Trecho fornecido:
Em relação a Lei de Terras, Ossumane afirma que a sua implementação é um grande desafio pois, o capital já penetrou e vê-se uma constante luta pela terra na qual, de forma sofisticada, as multinacionais e outros empresários incluindo muitos políticos usurpam terras, umas vezes de forma subtil outras de forma descarada.

Ossumane mostra que a ideia da “terra como propriedade do Estado” tem sido aproveitada para enriquecimento dos líderes influentes que, sem pagar nada, ficam com extensas terras aráveis que as usam para negociar com o capitalismo, fazendo-se acionistas que entram com suas propriedades de terra como capital de investimento. Assim, para o entrevistado, a luta pela terra passa pela luta pelas políticas que favorecem a efetiva ocupação por parte do campesinato. E aqui ele entende que uma pergunta se faz premente: “faz sentido dizer que a terra é do Estado e que os camponeses têm direito ao seu acesso, uso e aproveitamento quando na verdade dos factos não lhes são facultados meios, infraestruturas, condições estruturais e capacidades institucionais para o efetivo gozo desse direito?”.

Enfim, o entrevistado assegurou que a UNAC é um movimento que procura mudanças profundas no modelo de desenvolvimento e que isso passa pela reformulação do neo- liberalismo. Para ele, a sociedade civil tem conseguido realizar mudanças mas entende que há necessidade da se fazer muito mais. Nesta ordem de ideias, para Ossumane, a UNAC e a sociedade civil em geral podem tirar proveito da “crise neo-liberal” e operar transformações em prol do desenvolvimento humano através duma crítica crucial ao sistema vigente.

O que se pede: Liste tudo o que, segundo a pergunta citada por Ossumane no trecho sobre a Lei de Terras, não é facultado aos camponeses para o efetivo gozo do seu direito.

Dados apresentados:
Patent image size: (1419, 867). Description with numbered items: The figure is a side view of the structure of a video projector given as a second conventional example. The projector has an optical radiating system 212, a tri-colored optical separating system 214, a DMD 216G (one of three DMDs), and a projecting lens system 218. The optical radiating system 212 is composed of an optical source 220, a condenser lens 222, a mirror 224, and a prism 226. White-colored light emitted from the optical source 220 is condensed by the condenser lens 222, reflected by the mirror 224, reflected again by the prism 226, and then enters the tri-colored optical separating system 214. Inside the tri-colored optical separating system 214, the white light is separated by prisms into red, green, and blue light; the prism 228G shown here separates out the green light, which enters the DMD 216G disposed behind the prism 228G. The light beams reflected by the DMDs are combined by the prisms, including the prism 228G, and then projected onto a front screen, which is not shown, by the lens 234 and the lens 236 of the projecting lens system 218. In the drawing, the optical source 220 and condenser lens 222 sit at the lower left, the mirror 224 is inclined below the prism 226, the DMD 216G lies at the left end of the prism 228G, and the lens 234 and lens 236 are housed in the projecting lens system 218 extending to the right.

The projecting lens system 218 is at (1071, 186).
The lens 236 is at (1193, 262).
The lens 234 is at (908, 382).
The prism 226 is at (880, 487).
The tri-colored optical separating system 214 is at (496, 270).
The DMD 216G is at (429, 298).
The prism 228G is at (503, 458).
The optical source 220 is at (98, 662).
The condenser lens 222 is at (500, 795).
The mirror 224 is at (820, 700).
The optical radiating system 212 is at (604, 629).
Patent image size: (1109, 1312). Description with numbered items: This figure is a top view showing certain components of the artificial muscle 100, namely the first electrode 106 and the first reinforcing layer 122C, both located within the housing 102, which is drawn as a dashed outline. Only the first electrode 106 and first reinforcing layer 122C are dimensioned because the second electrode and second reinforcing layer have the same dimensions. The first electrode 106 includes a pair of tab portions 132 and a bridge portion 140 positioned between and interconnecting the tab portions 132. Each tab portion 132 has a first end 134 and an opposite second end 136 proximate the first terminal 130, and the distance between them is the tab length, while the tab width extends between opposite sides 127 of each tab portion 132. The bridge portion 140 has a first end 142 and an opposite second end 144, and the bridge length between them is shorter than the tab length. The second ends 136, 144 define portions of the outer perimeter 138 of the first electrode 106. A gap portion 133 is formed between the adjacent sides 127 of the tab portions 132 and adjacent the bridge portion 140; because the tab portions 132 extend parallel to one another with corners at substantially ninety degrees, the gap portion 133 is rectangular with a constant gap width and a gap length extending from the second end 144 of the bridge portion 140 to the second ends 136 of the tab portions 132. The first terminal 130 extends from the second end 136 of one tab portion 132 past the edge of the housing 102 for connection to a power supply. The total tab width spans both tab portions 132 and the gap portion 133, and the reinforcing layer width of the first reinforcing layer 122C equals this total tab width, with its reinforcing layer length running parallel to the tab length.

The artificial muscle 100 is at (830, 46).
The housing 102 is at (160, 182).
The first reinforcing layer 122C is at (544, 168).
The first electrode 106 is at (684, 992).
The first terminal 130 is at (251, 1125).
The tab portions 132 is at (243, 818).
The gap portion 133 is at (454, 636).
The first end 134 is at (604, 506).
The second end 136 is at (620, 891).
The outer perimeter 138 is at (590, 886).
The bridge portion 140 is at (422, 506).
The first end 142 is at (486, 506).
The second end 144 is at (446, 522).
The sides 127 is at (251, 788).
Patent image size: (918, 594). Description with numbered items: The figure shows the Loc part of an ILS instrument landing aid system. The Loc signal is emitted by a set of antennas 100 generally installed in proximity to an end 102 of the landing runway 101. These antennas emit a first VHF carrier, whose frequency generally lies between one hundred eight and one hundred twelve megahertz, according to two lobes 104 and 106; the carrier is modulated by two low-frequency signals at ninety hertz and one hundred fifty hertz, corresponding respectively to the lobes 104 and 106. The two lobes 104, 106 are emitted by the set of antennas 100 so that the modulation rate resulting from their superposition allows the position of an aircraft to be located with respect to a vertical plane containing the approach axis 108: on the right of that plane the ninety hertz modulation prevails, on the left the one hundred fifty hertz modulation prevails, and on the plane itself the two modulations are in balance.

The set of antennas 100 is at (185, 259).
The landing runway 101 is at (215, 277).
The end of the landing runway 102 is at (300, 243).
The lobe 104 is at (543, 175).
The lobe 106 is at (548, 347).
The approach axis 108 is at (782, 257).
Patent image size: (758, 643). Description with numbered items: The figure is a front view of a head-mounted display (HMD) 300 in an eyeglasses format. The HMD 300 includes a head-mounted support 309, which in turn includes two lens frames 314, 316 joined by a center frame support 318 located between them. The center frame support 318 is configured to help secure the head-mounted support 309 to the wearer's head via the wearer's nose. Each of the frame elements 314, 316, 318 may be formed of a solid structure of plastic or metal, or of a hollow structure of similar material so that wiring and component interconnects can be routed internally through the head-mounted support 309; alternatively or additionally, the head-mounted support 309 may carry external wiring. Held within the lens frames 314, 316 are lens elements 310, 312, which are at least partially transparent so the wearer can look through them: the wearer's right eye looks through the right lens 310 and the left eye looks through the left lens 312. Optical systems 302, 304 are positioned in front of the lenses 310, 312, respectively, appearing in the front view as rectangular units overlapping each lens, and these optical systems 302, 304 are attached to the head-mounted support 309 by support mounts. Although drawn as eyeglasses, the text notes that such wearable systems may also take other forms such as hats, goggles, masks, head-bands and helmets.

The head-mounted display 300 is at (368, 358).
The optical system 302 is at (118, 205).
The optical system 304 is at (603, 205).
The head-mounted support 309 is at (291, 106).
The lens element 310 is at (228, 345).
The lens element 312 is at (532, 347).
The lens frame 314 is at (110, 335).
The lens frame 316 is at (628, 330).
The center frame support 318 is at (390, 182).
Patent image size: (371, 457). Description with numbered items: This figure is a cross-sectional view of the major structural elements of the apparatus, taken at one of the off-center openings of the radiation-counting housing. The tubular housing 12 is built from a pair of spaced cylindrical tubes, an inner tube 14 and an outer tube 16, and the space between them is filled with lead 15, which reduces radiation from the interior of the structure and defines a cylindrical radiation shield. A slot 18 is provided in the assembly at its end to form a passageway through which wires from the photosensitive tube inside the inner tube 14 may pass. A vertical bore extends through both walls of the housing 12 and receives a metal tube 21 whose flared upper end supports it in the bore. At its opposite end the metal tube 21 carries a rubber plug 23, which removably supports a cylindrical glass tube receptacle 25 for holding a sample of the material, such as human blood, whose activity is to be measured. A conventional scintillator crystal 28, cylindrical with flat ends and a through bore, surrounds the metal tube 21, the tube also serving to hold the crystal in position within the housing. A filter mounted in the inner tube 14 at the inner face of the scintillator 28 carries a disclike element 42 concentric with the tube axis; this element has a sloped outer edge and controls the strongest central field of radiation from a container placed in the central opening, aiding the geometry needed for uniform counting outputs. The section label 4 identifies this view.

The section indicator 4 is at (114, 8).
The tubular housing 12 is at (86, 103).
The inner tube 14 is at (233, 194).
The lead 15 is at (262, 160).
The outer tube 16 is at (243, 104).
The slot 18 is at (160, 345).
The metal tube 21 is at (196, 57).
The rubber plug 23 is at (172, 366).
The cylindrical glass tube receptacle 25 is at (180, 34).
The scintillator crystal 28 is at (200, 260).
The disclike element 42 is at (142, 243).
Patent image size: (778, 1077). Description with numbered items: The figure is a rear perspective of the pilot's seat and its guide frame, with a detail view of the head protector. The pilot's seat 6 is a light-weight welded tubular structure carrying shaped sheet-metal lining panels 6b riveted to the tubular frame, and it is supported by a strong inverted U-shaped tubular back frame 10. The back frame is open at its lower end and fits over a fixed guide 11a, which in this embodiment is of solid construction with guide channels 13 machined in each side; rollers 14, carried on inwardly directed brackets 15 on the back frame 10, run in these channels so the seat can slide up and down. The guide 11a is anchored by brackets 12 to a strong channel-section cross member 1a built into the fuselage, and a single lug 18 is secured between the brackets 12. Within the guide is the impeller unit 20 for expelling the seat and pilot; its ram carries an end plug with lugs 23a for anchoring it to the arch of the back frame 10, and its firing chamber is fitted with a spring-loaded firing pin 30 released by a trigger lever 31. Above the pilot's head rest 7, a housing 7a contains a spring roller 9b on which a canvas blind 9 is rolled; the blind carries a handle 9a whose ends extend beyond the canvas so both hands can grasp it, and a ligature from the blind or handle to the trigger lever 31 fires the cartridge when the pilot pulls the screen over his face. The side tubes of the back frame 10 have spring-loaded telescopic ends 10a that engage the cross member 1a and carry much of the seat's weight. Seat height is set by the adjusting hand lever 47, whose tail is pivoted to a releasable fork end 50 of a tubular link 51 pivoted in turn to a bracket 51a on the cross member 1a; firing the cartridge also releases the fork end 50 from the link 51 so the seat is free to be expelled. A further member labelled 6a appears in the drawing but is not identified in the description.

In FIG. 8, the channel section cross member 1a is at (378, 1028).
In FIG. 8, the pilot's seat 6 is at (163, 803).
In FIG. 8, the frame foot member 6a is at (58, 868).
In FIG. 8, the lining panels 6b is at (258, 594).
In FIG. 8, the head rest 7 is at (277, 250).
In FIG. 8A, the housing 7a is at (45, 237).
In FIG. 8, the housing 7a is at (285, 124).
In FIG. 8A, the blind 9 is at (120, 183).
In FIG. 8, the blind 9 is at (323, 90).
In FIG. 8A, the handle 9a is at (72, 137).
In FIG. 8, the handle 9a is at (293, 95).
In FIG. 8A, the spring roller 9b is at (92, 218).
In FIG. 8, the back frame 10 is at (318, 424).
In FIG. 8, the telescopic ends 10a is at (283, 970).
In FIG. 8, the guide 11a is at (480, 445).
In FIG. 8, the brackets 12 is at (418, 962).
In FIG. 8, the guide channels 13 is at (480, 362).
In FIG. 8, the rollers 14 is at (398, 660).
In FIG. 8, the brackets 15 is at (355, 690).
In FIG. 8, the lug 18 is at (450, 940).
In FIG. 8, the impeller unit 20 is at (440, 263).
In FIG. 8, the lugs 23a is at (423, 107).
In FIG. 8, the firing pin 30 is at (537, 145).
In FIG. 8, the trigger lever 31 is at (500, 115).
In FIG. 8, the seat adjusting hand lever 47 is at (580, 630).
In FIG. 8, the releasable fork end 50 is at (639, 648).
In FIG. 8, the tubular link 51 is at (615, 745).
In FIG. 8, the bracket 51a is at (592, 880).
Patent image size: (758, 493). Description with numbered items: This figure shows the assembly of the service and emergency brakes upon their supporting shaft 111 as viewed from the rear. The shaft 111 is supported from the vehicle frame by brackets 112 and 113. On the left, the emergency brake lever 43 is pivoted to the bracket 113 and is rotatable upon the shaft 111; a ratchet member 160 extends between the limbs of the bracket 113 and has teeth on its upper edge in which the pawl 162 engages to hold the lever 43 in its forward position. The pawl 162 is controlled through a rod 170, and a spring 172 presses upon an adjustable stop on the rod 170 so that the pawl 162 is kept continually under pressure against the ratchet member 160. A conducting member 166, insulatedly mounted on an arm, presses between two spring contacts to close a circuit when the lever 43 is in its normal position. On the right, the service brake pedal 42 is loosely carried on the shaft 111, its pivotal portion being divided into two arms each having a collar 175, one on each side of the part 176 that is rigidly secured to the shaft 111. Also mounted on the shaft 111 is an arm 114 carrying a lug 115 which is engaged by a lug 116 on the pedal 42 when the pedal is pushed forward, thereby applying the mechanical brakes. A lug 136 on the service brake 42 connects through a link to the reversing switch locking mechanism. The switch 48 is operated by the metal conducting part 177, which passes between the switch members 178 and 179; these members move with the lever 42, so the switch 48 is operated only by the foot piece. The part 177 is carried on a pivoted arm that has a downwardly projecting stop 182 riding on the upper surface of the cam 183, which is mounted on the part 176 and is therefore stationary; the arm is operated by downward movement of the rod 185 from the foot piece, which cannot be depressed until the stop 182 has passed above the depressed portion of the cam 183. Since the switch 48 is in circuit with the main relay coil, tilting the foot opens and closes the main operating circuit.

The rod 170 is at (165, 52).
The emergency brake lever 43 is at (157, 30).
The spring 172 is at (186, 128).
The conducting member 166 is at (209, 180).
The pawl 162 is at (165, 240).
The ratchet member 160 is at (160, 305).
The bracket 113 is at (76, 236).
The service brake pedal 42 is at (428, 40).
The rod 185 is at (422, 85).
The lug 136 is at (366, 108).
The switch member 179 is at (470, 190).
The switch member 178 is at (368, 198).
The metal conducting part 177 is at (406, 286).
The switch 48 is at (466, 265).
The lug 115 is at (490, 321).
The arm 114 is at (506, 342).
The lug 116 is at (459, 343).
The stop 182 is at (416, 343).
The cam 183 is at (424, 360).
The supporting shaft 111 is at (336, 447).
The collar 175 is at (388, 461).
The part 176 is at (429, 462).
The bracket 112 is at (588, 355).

Resposta:
- meios
- infraestruturas
- condições estruturais
- capacidades institucionais